(Stored data)
.....

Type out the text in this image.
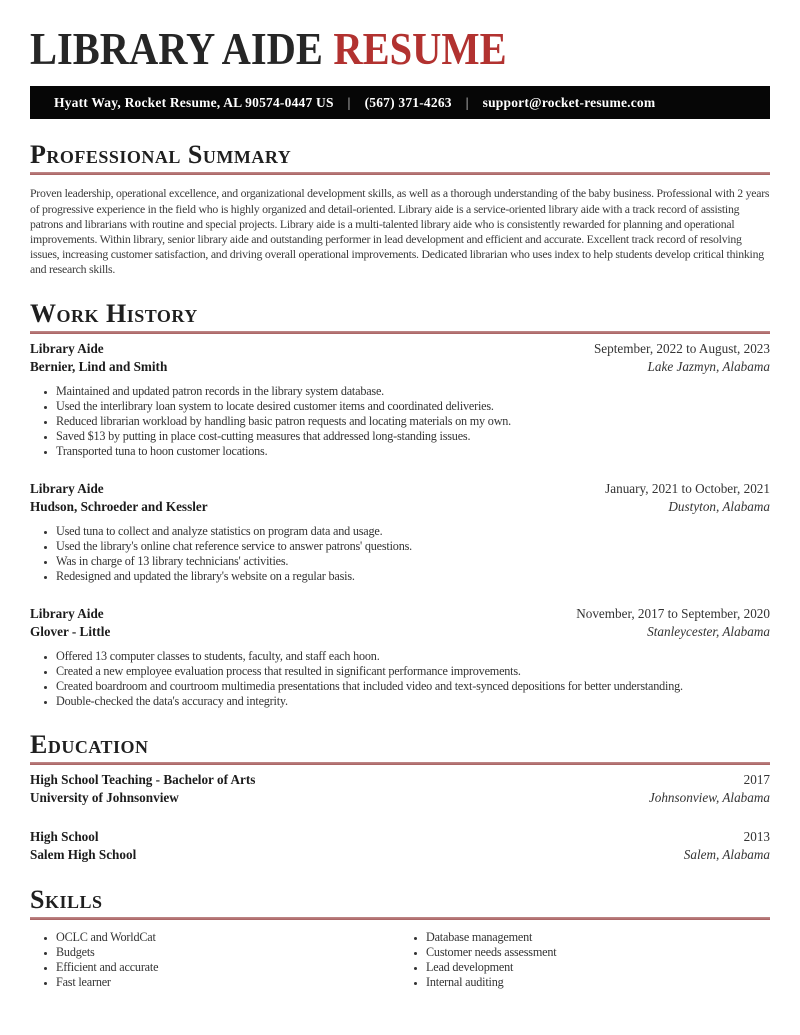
LIBRARY AIDE RESUME
Hyatt Way, Rocket Resume, AL 90574-0447 US | (567) 371-4263 | support@rocket-resume.com
Professional Summary

Proven leadership, operational excellence, and organizational development skills, as well as a thorough understanding of the baby business. Professional with 2 years of progressive experience in the field who is highly organized and detail-oriented. Library aide is a service-oriented library aide with a track record of assisting patrons and librarians with routine and special projects. Library aide is a multi-talented library aide who is consistently rewarded for planning and operational improvements. Within library, senior library aide and outstanding performer in lead development and efficient and accurate. Excellent track record of resolving issues, increasing customer satisfaction, and driving overall operational improvements. Dedicated librarian who uses index to help students develop critical thinking and research skills.

Work History
Library Aide	September, 2022 to August, 2023
Bernier, Lind and Smith	Lake Jazmyn, Alabama
• Maintained and updated patron records in the library system database.
• Used the interlibrary loan system to locate desired customer items and coordinated deliveries.
• Reduced librarian workload by handling basic patron requests and locating materials on my own.
• Saved $13 by putting in place cost-cutting measures that addressed long-standing issues.
• Transported tuna to hoon customer locations.
Library Aide	January, 2021 to October, 2021
Hudson, Schroeder and Kessler	Dustyton, Alabama
• Used tuna to collect and analyze statistics on program data and usage.
• Used the library's online chat reference service to answer patrons' questions.
• Was in charge of 13 library technicians' activities.
• Redesigned and updated the library's website on a regular basis.
Library Aide	November, 2017 to September, 2020
Glover - Little	Stanleycester, Alabama
• Offered 13 computer classes to students, faculty, and staff each hoon.
• Created a new employee evaluation process that resulted in significant performance improvements.
• Created boardroom and courtroom multimedia presentations that included video and text-synced depositions for better understanding.
• Double-checked the data's accuracy and integrity.
Education
High School Teaching - Bachelor of Arts	2017
University of Johnsonview	Johnsonview, Alabama
High School	2013
Salem High School	Salem, Alabama
Skills
• OCLC and WorldCat
• Budgets
• Efficient and accurate
• Fast learner
• Database management
• Customer needs assessment
• Lead development
• Internal auditing
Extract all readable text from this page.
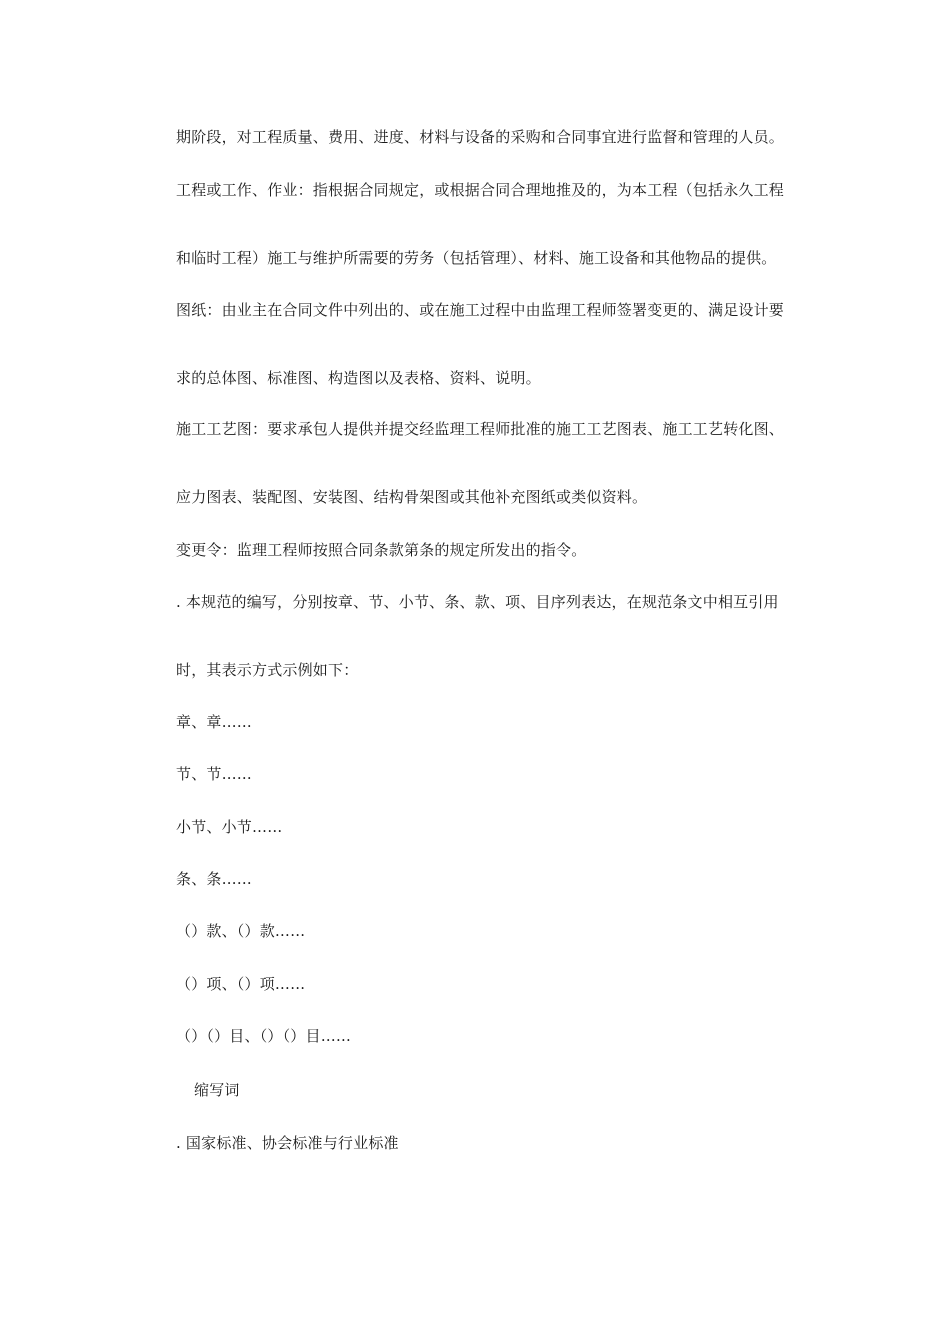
期阶段，对工程质量、费用、进度、材料与设备的采购和合同事宜进行监督和管理的人员。
工程或工作、作业：指根据合同规定，或根据合同合理地推及的，为本工程（包括永久工程
和临时工程）施工与维护所需要的劳务（包括管理）、材料、施工设备和其他物品的提供。
图纸：由业主在合同文件中列出的、或在施工过程中由监理工程师签署变更的、满足设计要
求的总体图、标准图、构造图以及表格、资料、说明。
施工工艺图：要求承包人提供并提交经监理工程师批准的施工工艺图表、施工工艺转化图、
应力图表、装配图、安装图、结构骨架图或其他补充图纸或类似资料。
变更令：监理工程师按照合同条款第条的规定所发出的指令。
. 本规范的编写，分别按章、节、小节、条、款、项、目序列表达，在规范条文中相互引用
时，其表示方式示例如下：
章、章……
节、节……
小节、小节……
条、条……
（）款、（）款……
（）项、（）项……
（）（）目、（）（）目……
缩写词
. 国家标准、协会标准与行业标准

.....

Every line from the one containing "Extract all readable text from this page." through the end of the data above should be copied exactly; nothing else is copied, and pictures are omitted.

**Answer for the task**
Extract all readable text from this page.
期阶段，对工程质量、费用、进度、材料与设备的采购和合同事宜进行监督和管理的人员。
工程或工作、作业：指根据合同规定，或根据合同合理地推及的，为本工程（包括永久工程
和临时工程）施工与维护所需要的劳务（包括管理）、材料、施工设备和其他物品的提供。
图纸：由业主在合同文件中列出的、或在施工过程中由监理工程师签署变更的、满足设计要
求的总体图、标准图、构造图以及表格、资料、说明。
施工工艺图：要求承包人提供并提交经监理工程师批准的施工工艺图表、施工工艺转化图、
应力图表、装配图、安装图、结构骨架图或其他补充图纸或类似资料。
变更令：监理工程师按照合同条款第条的规定所发出的指令。
. 本规范的编写，分别按章、节、小节、条、款、项、目序列表达，在规范条文中相互引用
时，其表示方式示例如下：
章、章……
节、节……
小节、小节……
条、条……
（）款、（）款……
（）项、（）项……
（）（）目、（）（）目……
缩写词
. 国家标准、协会标准与行业标准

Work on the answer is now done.